• **TO BE DONE**: Every line holding the word "skala" counts once. Give the total, nothing more.

• **RAW DATA**:
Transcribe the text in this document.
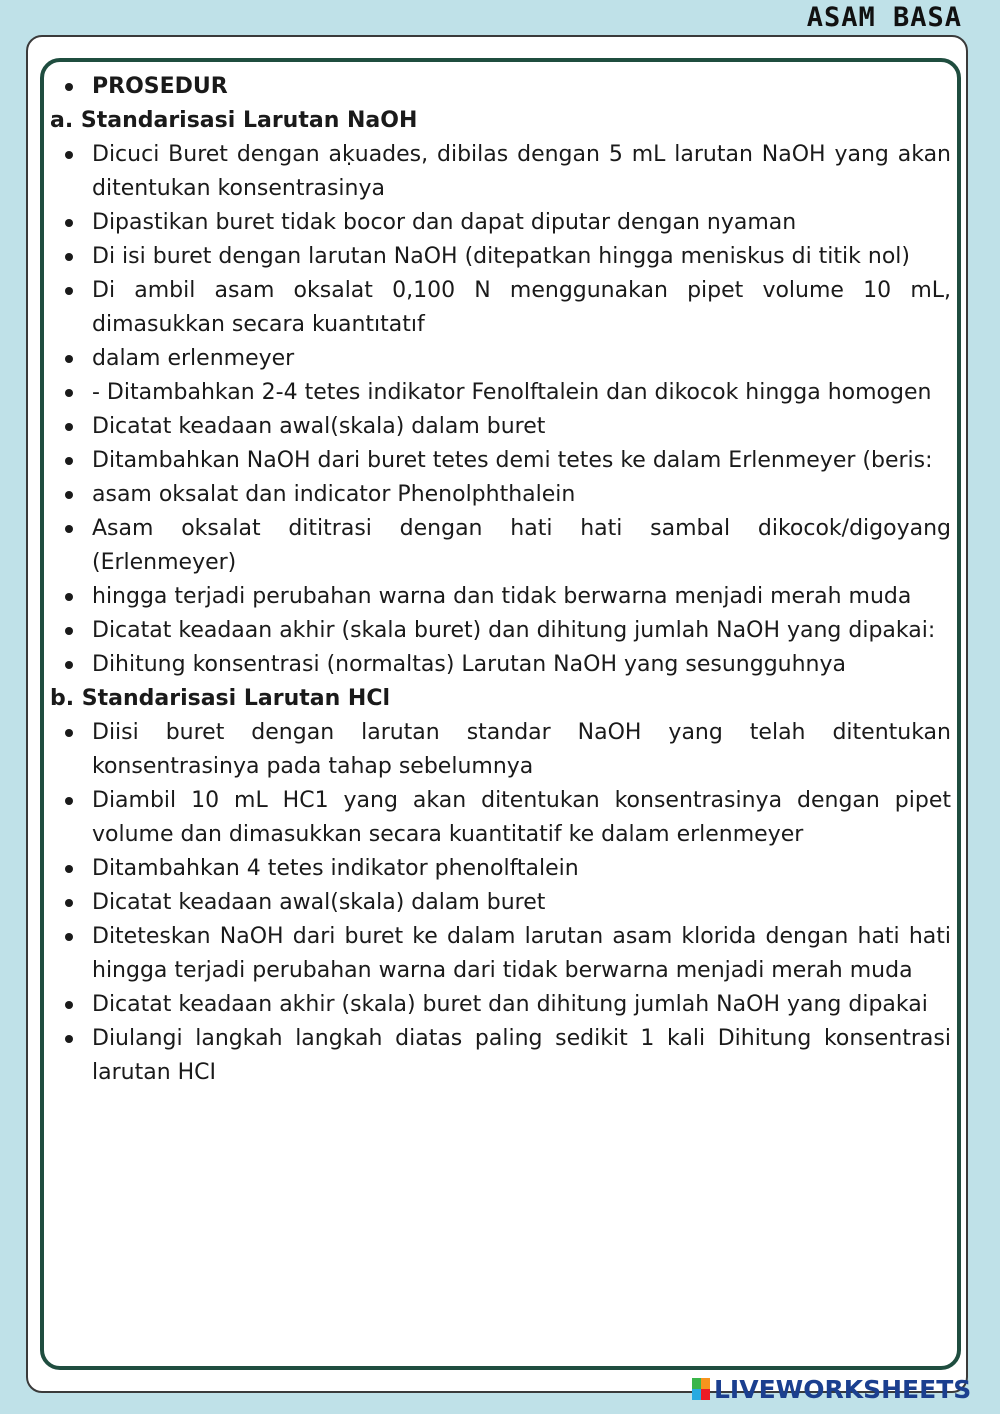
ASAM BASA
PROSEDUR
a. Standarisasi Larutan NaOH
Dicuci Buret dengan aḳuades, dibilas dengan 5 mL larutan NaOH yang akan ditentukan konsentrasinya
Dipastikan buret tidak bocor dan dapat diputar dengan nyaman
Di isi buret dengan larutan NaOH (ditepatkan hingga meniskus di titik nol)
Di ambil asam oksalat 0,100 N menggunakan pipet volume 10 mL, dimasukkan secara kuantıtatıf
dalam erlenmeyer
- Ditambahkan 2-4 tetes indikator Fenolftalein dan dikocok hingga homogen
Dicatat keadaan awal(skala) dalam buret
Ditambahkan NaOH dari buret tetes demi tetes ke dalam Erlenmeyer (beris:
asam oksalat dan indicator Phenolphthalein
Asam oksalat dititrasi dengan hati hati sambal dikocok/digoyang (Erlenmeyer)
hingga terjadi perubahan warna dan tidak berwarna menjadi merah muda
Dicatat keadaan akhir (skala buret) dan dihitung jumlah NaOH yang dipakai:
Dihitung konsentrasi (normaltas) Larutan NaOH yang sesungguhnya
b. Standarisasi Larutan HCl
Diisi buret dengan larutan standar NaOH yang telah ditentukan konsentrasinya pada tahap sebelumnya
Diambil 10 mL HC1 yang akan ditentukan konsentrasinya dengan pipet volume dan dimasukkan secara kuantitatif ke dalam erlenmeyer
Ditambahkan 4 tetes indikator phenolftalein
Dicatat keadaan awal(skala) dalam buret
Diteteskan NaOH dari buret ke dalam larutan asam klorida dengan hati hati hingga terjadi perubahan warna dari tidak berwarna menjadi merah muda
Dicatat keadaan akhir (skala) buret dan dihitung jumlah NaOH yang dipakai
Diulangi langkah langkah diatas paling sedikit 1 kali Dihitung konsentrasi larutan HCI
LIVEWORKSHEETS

---

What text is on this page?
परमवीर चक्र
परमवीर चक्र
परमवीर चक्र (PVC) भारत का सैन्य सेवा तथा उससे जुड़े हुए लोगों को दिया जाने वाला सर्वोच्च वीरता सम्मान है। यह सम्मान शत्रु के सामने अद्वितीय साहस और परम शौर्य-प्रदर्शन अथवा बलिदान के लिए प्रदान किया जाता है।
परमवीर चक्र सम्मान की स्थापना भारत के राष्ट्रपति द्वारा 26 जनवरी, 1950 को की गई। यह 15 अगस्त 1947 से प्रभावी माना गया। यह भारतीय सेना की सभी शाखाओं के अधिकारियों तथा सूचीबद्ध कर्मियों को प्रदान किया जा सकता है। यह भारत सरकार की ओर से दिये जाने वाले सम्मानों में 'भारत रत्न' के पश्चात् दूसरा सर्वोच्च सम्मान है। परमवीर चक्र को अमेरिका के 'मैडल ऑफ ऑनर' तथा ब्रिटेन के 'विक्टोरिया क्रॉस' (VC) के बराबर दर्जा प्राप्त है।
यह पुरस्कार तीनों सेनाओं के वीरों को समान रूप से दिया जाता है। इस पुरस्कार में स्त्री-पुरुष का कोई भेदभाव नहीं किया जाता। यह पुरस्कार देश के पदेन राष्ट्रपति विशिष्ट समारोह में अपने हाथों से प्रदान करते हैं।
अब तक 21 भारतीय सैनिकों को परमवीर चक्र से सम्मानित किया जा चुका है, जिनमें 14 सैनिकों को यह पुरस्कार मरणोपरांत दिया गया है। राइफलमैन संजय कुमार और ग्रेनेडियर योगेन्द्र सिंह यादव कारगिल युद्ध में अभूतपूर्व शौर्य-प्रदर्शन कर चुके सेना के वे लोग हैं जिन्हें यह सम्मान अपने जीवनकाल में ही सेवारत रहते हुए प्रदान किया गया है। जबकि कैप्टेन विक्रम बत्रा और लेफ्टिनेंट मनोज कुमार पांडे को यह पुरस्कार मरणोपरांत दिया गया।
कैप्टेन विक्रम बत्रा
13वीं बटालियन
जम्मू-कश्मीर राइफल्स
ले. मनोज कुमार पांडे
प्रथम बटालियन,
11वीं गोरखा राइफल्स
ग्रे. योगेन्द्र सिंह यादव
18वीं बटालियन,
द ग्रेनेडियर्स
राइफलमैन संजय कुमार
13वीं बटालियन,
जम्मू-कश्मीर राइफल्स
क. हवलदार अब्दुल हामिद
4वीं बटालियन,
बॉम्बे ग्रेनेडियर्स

...

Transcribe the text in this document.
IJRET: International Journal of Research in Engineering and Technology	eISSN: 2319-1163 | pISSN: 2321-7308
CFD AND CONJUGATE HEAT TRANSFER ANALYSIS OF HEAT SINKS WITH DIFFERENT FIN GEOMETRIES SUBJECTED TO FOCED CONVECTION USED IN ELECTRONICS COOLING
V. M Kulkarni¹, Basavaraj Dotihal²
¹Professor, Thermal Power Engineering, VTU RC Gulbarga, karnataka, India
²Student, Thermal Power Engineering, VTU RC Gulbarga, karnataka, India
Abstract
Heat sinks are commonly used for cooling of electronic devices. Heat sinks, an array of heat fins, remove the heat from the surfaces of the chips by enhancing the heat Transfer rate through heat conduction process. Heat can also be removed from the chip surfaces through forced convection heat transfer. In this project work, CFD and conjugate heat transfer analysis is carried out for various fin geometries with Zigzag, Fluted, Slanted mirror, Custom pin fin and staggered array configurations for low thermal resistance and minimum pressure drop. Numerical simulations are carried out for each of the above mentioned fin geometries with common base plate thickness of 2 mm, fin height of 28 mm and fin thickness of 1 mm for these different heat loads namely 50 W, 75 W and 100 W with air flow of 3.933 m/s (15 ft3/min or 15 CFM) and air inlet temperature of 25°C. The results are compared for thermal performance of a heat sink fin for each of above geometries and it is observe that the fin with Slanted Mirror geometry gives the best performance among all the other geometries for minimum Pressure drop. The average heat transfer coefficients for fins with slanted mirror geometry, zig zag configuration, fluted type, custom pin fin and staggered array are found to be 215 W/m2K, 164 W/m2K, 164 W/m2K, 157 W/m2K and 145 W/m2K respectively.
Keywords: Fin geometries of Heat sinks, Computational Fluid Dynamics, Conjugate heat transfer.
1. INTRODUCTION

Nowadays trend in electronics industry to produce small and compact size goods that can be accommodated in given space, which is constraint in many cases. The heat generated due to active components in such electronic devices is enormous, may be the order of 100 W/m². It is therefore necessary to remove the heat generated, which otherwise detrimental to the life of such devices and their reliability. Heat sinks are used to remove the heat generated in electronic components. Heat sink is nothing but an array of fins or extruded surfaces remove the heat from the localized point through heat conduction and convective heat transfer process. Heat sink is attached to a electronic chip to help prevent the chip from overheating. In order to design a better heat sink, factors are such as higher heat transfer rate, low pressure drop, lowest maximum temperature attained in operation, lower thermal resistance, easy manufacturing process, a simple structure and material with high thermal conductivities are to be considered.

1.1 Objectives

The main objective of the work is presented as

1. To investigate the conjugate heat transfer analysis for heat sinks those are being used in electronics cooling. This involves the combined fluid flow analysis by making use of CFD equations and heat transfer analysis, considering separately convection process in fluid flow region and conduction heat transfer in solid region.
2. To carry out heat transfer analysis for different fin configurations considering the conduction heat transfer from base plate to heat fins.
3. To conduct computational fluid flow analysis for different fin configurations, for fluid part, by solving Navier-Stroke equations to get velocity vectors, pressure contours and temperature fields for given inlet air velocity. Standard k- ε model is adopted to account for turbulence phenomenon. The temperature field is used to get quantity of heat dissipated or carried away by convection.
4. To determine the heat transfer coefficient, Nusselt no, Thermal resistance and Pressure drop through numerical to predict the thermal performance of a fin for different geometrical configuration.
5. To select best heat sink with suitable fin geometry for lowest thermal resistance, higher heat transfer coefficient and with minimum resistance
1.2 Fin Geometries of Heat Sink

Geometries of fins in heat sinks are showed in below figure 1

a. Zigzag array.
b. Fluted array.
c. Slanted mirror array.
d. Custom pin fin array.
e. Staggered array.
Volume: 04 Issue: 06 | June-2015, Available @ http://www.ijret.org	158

• **SOLVED EXERCISE**: 4